• [Exercise]:
Extract every line that includes the string "подразделе".

• [Data entries]:
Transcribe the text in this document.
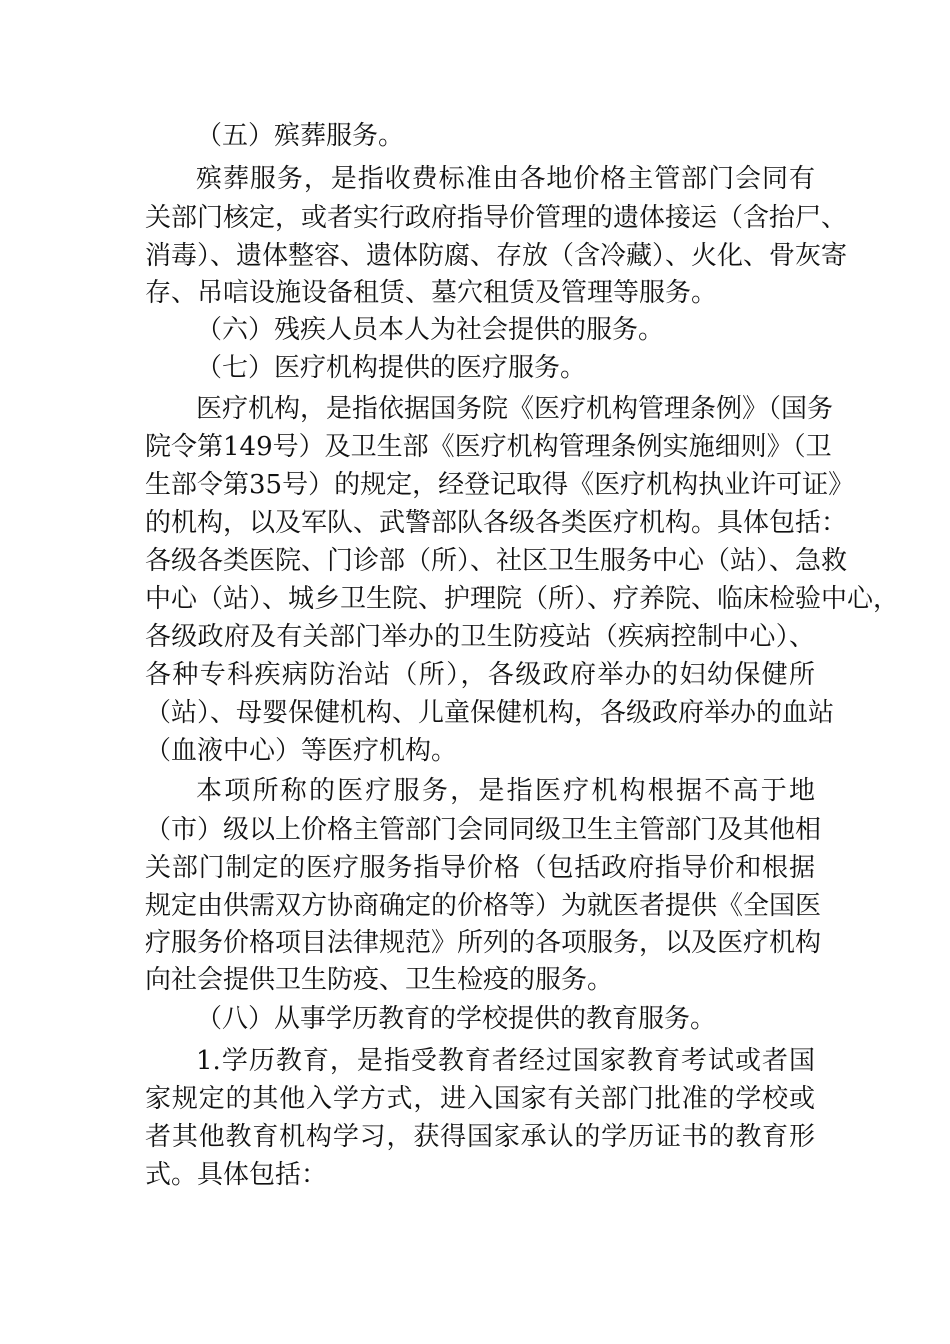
（五）殡葬服务。
殡葬服务，是指收费标准由各地价格主管部门会同有
关部门核定，或者实行政府指导价管理的遗体接运（含抬尸、
消毒）、遗体整容、遗体防腐、存放（含冷藏）、火化、骨灰寄
存、吊唁设施设备租赁、墓穴租赁及管理等服务。
（六）残疾人员本人为社会提供的服务。
（七）医疗机构提供的医疗服务。
医疗机构，是指依据国务院《医疗机构管理条例》（国务
院令第149号）及卫生部《医疗机构管理条例实施细则》（卫
生部令第35号）的规定，经登记取得《医疗机构执业许可证》
的机构，以及军队、武警部队各级各类医疗机构。具体包括：
各级各类医院、门诊部（所）、社区卫生服务中心（站）、急救
中心（站）、城乡卫生院、护理院（所）、疗养院、临床检验中心，
各级政府及有关部门举办的卫生防疫站（疾病控制中心）、
各种专科疾病防治站（所），各级政府举办的妇幼保健所
（站）、母婴保健机构、儿童保健机构，各级政府举办的血站
（血液中心）等医疗机构。
本项所称的医疗服务，是指医疗机构根据不高于地
（市）级以上价格主管部门会同同级卫生主管部门及其他相
关部门制定的医疗服务指导价格（包括政府指导价和根据
规定由供需双方协商确定的价格等）为就医者提供《全国医
疗服务价格项目法律规范》所列的各项服务，以及医疗机构
向社会提供卫生防疫、卫生检疫的服务。
（八）从事学历教育的学校提供的教育服务。
1.学历教育，是指受教育者经过国家教育考试或者国
家规定的其他入学方式，进入国家有关部门批准的学校或
者其他教育机构学习，获得国家承认的学历证书的教育形
式。具体包括：
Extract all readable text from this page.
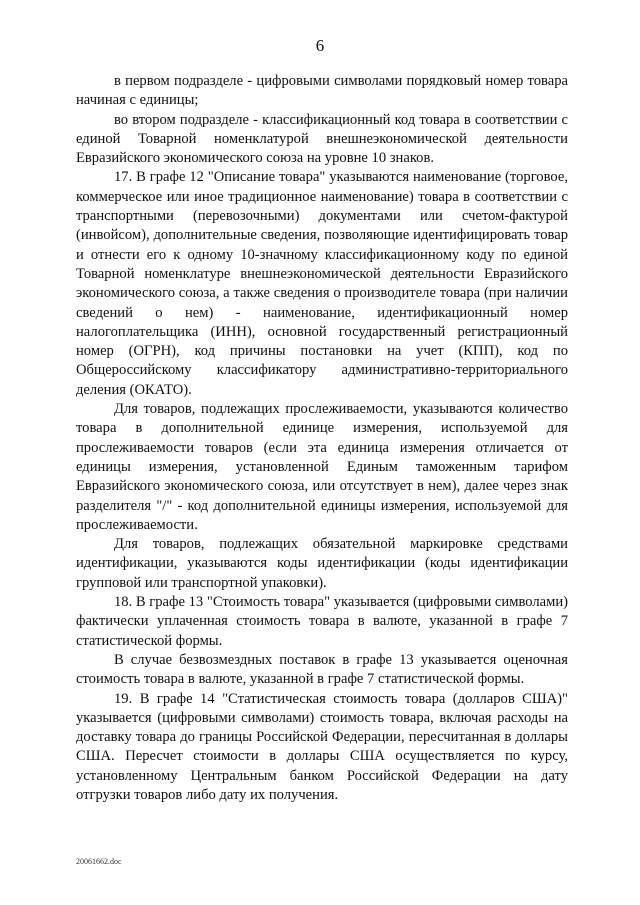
6

в первом подразделе - цифровыми символами порядковый номер товара начиная с единицы;

во втором подразделе - классификационный код товара в соответствии с единой Товарной номенклатурой внешнеэкономической деятельности Евразийского экономического союза на уровне 10 знаков.

17. В графе 12 "Описание товара" указываются наименование (торговое, коммерческое или иное традиционное наименование) товара в соответствии с транспортными (перевозочными) документами или счетом-фактурой (инвойсом), дополнительные сведения, позволяющие идентифицировать товар и отнести его к одному 10-значному классификационному коду по единой Товарной номенклатуре внешнеэкономической деятельности Евразийского экономического союза, а также сведения о производителе товара (при наличии сведений о нем) - наименование, идентификационный номер налогоплательщика (ИНН), основной государственный регистрационный номер (ОГРН), код причины постановки на учет (КПП), код по Общероссийскому классификатору административно-территориального деления (ОКАТО).

Для товаров, подлежащих прослеживаемости, указываются количество товара в дополнительной единице измерения, используемой для прослеживаемости товаров (если эта единица измерения отличается от единицы измерения, установленной Единым таможенным тарифом Евразийского экономического союза, или отсутствует в нем), далее через знак разделителя "/" - код дополнительной единицы измерения, используемой для прослеживаемости.

Для товаров, подлежащих обязательной маркировке средствами идентификации, указываются коды идентификации (коды идентификации групповой или транспортной упаковки).

18. В графе 13 "Стоимость товара" указывается (цифровыми символами) фактически уплаченная стоимость товара в валюте, указанной в графе 7 статистической формы.

В случае безвозмездных поставок в графе 13 указывается оценочная стоимость товара в валюте, указанной в графе 7 статистической формы.

19. В графе 14 "Статистическая стоимость товара (долларов США)" указывается (цифровыми символами) стоимость товара, включая расходы на доставку товара до границы Российской Федерации, пересчитанная в доллары США. Пересчет стоимости в доллары США осуществляется по курсу, установленному Центральным банком Российской Федерации на дату отгрузки товаров либо дату их получения.

20061662.doc
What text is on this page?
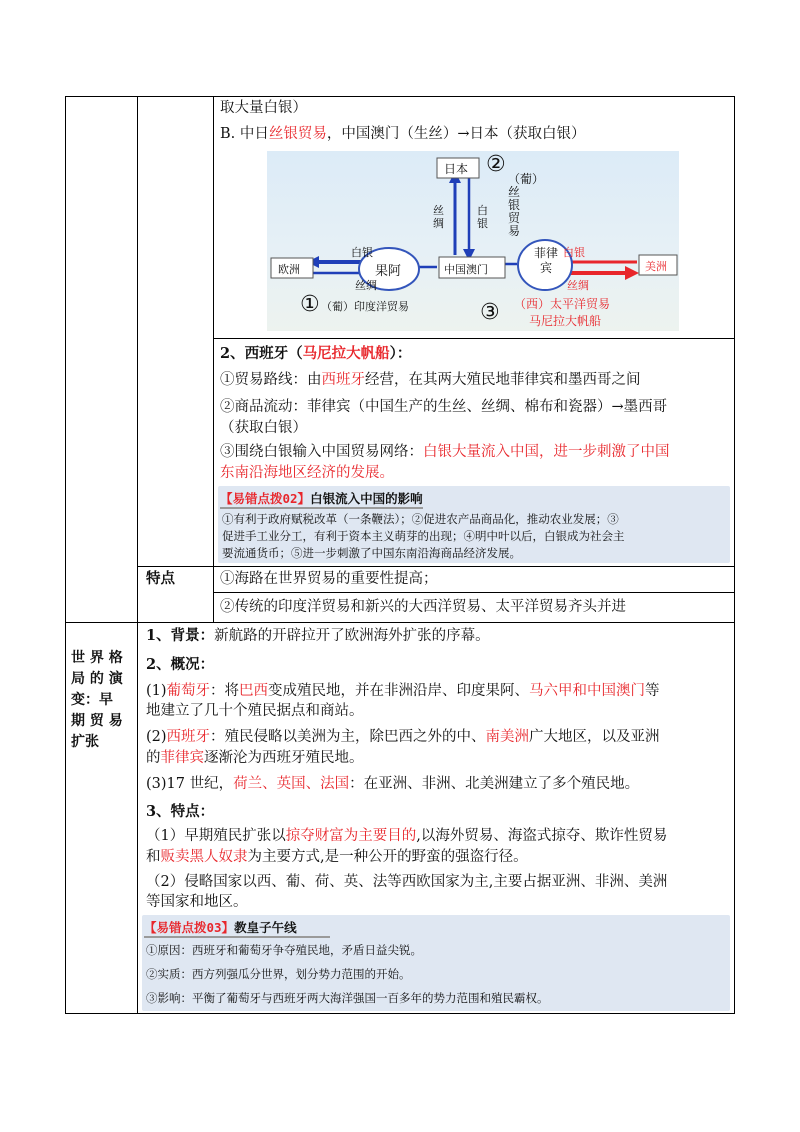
取大量白银）
B. 中日丝银贸易，中国澳门（生丝）→日本（获取白银）
日本 ②
（葡）丝银贸易
丝绸
白银
白银
丝绸
欧洲	果阿	中国澳门
菲律宾
白银
丝绸
美洲
① （葡）印度洋贸易	③ （西）太平洋贸易
马尼拉大帆船
2、西班牙（马尼拉大帆船）：
①贸易路线：由西班牙经营，在其两大殖民地菲律宾和墨西哥之间
②商品流动：菲律宾（中国生产的生丝、丝绸、棉布和瓷器）→墨西哥
（获取白银）
③围绕白银输入中国贸易网络：白银大量流入中国，进一步刺激了中国
东南沿海地区经济的发展。
【易错点拨02】白银流入中国的影响
①有利于政府赋税改革（一条鞭法）；②促进农产品商品化，推动农业发展；③
促进手工业分工，有利于资本主义萌芽的出现；④明中叶以后，白银成为社会主
要流通货币；⑤进一步刺激了中国东南沿海商品经济发展。
特点	①海路在世界贸易的重要性提高；
②传统的印度洋贸易和新兴的大西洋贸易、太平洋贸易齐头并进
世 界 格
局 的 演
变：早
期 贸 易
扩张
1、背景：新航路的开辟拉开了欧洲海外扩张的序幕。
2、概况：
(1)葡萄牙：将巴西变成殖民地，并在非洲沿岸、印度果阿、马六甲和中国澳门等
地建立了几十个殖民据点和商站。
(2)西班牙：殖民侵略以美洲为主，除巴西之外的中、南美洲广大地区，以及亚洲
的菲律宾逐渐沦为西班牙殖民地。
(3)17 世纪，荷兰、英国、法国：在亚洲、非洲、北美洲建立了多个殖民地。
3、特点：
（1）早期殖民扩张以掠夺财富为主要目的,以海外贸易、海盗式掠夺、欺诈性贸易
和贩卖黑人奴隶为主要方式,是一种公开的野蛮的强盗行径。
（2）侵略国家以西、葡、荷、英、法等西欧国家为主,主要占据亚洲、非洲、美洲
等国家和地区。
【易错点拨03】教皇子午线
①原因：西班牙和葡萄牙争夺殖民地，矛盾日益尖锐。
②实质：西方列强瓜分世界，划分势力范围的开始。
③影响：平衡了葡萄牙与西班牙两大海洋强国一百多年的势力范围和殖民霸权。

• [Complete output]:
в первом подразделе - цифровыми символами порядковый номер товара начиная с единицы;
во втором подразделе - классификационный код товара в соответствии с единой Товарной номенклатурой внешнеэкономической деятельности Евразийского экономического союза на уровне 10 знаков.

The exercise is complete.